- [Task details]
Filter the entries and keep only the lines where the string "coip" appears.

(Data listing)
++++++++++++++++++++

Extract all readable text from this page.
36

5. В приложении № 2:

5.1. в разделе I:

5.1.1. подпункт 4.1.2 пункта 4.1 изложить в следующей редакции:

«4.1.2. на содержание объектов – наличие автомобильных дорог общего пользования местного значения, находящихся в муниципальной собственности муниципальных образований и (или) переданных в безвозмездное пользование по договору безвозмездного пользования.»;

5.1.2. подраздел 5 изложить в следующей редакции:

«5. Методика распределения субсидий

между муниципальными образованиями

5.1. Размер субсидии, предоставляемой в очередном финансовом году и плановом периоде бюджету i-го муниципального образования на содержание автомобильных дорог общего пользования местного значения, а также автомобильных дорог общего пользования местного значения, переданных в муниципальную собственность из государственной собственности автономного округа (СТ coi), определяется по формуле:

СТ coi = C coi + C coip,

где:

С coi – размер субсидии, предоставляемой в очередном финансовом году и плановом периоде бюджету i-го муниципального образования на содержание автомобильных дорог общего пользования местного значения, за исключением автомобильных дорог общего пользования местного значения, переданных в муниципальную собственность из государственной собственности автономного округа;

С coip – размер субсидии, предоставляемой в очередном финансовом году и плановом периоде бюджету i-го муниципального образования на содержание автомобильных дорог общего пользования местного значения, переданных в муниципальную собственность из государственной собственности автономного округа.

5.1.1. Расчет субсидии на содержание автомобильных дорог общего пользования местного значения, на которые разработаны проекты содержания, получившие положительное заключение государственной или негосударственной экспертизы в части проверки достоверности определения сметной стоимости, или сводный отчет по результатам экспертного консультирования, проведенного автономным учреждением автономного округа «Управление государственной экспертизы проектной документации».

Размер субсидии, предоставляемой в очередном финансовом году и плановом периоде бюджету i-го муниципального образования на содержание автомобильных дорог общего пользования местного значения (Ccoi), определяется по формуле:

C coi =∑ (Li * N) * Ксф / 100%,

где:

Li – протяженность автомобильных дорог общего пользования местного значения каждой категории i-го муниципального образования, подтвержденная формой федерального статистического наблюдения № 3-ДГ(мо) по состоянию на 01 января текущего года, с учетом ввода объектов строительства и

++++++++++++++++++++

- [Result for this exercise]
СТ coi = C coi + C coip,
С coip – размер субсидии, предоставляемой в очередном финансовом году и плановом периоде бюджету i-го муниципального образования на содержание автомобильных дорог общего пользования местного значения, переданных в муниципальную собственность из государственной собственности автономного округа.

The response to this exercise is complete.